• [Work to do]:
Could you reproduce, word for word, the stretch of the article below on natural gas and renewable energy from "Because of the" through "study suggests otherwise."?

** Start of Document extract **

That “failure” is the reality that solar and wind are intermittent: The sun doesn’t always shine, and the wind doesn’t always blow. From the working paper by Verdolini and her team, who studied wind, solar and other renewable energy plants across 26 countries between 1999 and 2013:

“Our paper calls attention to the fact that renewables and fast-reacting fossil technologies appear as highly complementary and that they should be jointly installed to meet the goals of cutting emissions and ensuring a stable supply.”

Mooney writes:

Because of the particular nature of clean energy sources like solar and wind, you can’t simply add them to the grid in large volumes and think that’s the end of the story. … “When people assume that we can switch from fossil fuels to renewables they assume we can completely switch out of one path, to another path,” says Verdolini. But, she adds, the study suggests otherwise.

Needed, the study says, is natural gas-fired power generation that can reach full power in less than 30 minutes – meaning the ability to add more than 600 megawatts of electricity to the grid, Mooney writes.

Now, while the headline on Mooney’s piece refers to natural gas as renewables’ “secret” friend, it’s no secret that the increased use of domestic natural gas is the primary reason the United States’ energy-related carbon dioxide emissions decreased 2.7 percent last year and were 12 percent lower than they were in 2005 – perhaps why Verdolini and her team mention emissions in the quote above. A chart by the U.S. Energy Information Administration (EIA) showing the decline in U.S. CO2 emissions:

electricity

The United States, the world leader in oil and natural gas production, also leads the world in reducing carbon emissions, thanks to a domestic energy renaissance that’s producing surging volumes of cleaner-burning natural gas. The resulting abundance of natural gas has generated a market edge for gas leading to its wider use and falling emissions – noted by EIA Administrator Adam Sieminski last week:

“The drop in CO2 emissions is largely the result of low natural gas prices, which have contributed to natural gas displacing a large amount of coal used for electricity generation.”

Some may find inconvenient the clear connection between safe and responsible hydraulic fracturing, which is delivering all that natural gas to market, and U.S. emissions reductions. Instead, they might consider embracing the all-of-the-above approach to energy suggested by the Verdolini team’s research, as well as real climate progress that’s occurring without impacting jobs, the economy, energy security or consumer affordability.

** End of Document extract **
** Start of Given information **

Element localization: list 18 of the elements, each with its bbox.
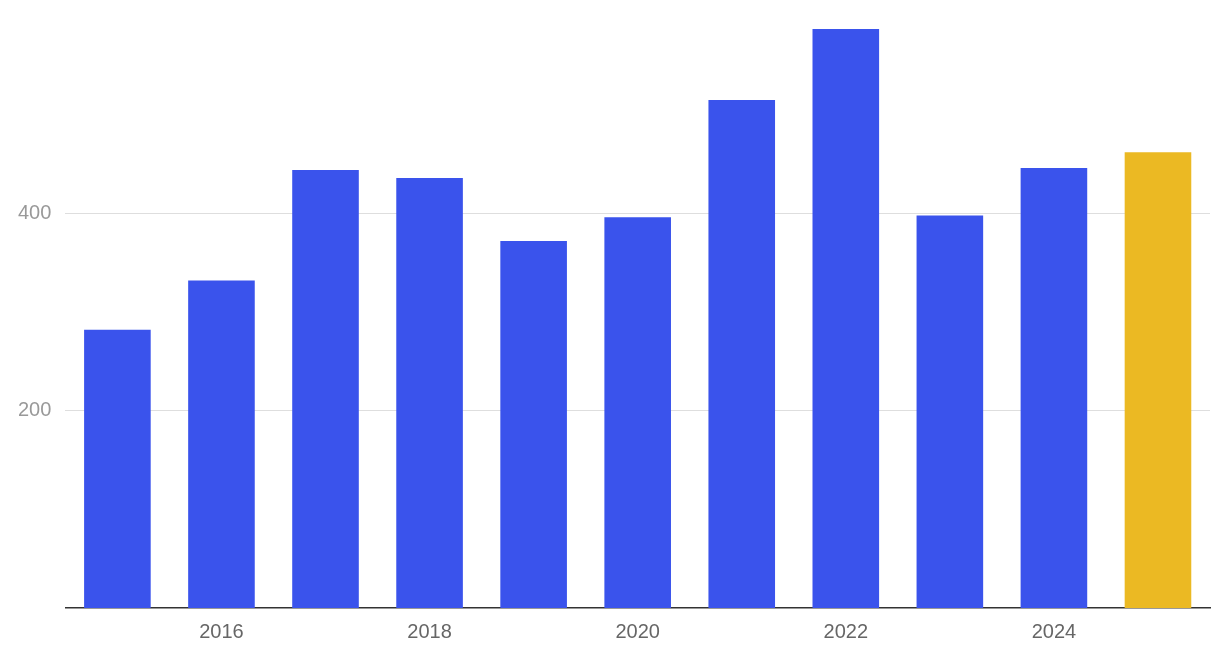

** End of Given information **
** Start of Given information **

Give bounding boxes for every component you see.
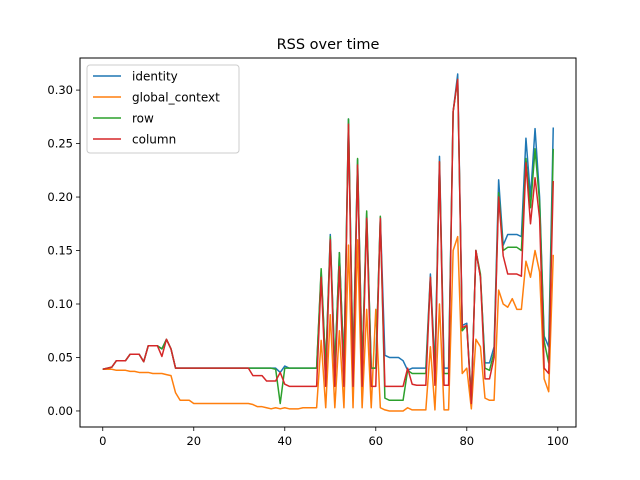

** End of Given information **

• [Result]:
Because of the particular nature of clean energy sources like solar and wind, you can’t simply add them to the grid in large volumes and think that’s the end of the story. … “When people assume that we can switch from fossil fuels to renewables they assume we can completely switch out of one path, to another path,” says Verdolini. But, she adds, the study suggests otherwise.